• **Work to complete**
Exactly repeat the material, dropping only the pictures.

• **Provided information**
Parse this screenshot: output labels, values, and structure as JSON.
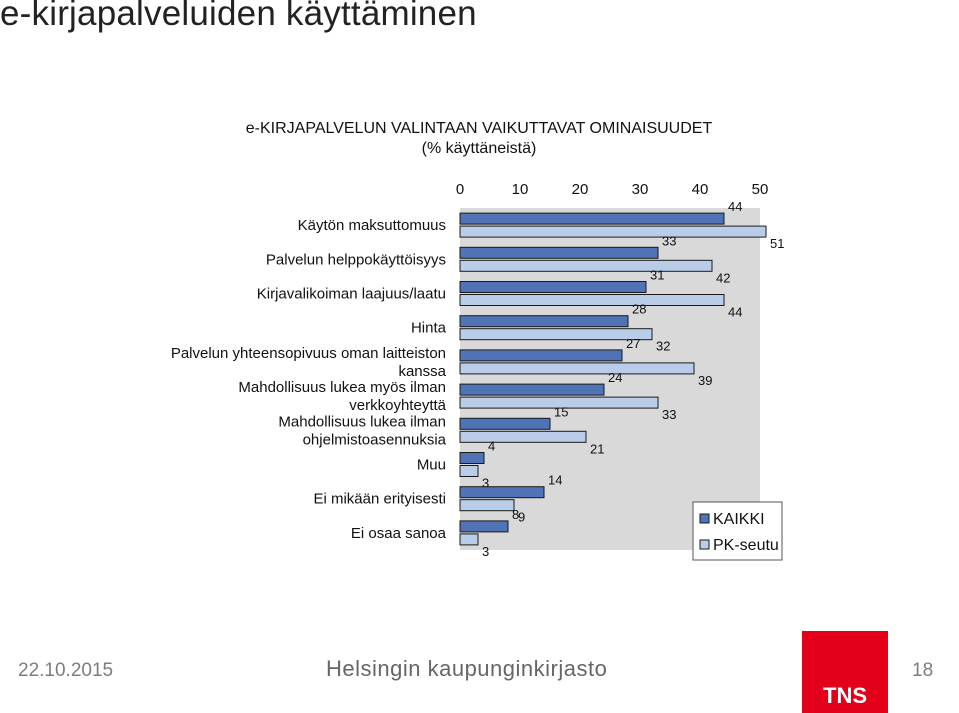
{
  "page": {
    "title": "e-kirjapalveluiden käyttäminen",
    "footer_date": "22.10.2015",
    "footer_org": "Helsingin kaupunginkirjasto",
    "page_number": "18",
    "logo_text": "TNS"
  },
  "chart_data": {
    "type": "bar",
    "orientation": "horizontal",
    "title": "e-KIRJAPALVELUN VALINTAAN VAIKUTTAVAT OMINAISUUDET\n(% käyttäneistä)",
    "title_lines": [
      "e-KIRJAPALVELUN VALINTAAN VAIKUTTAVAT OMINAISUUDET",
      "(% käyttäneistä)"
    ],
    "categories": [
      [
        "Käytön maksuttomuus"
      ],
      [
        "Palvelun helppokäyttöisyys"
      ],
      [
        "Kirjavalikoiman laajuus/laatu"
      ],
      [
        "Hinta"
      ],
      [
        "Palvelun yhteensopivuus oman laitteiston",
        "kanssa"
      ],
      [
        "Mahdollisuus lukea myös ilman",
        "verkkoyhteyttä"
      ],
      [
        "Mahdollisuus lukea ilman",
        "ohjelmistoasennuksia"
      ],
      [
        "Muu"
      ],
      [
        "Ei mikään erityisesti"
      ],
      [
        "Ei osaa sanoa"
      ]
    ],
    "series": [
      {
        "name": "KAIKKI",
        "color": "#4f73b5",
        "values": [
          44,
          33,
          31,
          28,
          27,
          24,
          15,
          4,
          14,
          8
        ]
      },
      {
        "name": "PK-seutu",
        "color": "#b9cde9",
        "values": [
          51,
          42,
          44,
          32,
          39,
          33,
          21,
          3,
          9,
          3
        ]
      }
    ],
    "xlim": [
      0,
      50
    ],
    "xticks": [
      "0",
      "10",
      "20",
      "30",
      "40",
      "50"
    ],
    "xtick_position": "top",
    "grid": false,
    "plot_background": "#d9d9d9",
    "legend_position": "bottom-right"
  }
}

• **The output**
Parse this screenshot: output labels, values, and structure as JSON.
{
  "page": {
    "title": "e-kirjapalveluiden käyttäminen",
    "footer_date": "22.10.2015",
    "footer_org": "Helsingin kaupunginkirjasto",
    "page_number": "18",
    "logo_text": "TNS"
  },
  "chart_data": {
    "type": "bar",
    "orientation": "horizontal",
    "title": "e-KIRJAPALVELUN VALINTAAN VAIKUTTAVAT OMINAISUUDET\n(% käyttäneistä)",
    "title_lines": [
      "e-KIRJAPALVELUN VALINTAAN VAIKUTTAVAT OMINAISUUDET",
      "(% käyttäneistä)"
    ],
    "categories": [
      [
        "Käytön maksuttomuus"
      ],
      [
        "Palvelun helppokäyttöisyys"
      ],
      [
        "Kirjavalikoiman laajuus/laatu"
      ],
      [
        "Hinta"
      ],
      [
        "Palvelun yhteensopivuus oman laitteiston",
        "kanssa"
      ],
      [
        "Mahdollisuus lukea myös ilman",
        "verkkoyhteyttä"
      ],
      [
        "Mahdollisuus lukea ilman",
        "ohjelmistoasennuksia"
      ],
      [
        "Muu"
      ],
      [
        "Ei mikään erityisesti"
      ],
      [
        "Ei osaa sanoa"
      ]
    ],
    "series": [
      {
        "name": "KAIKKI",
        "color": "#4f73b5",
        "values": [
          44,
          33,
          31,
          28,
          27,
          24,
          15,
          4,
          14,
          8
        ]
      },
      {
        "name": "PK-seutu",
        "color": "#b9cde9",
        "values": [
          51,
          42,
          44,
          32,
          39,
          33,
          21,
          3,
          9,
          3
        ]
      }
    ],
    "xlim": [
      0,
      50
    ],
    "xticks": [
      "0",
      "10",
      "20",
      "30",
      "40",
      "50"
    ],
    "xtick_position": "top",
    "grid": false,
    "plot_background": "#d9d9d9",
    "legend_position": "bottom-right"
  }
}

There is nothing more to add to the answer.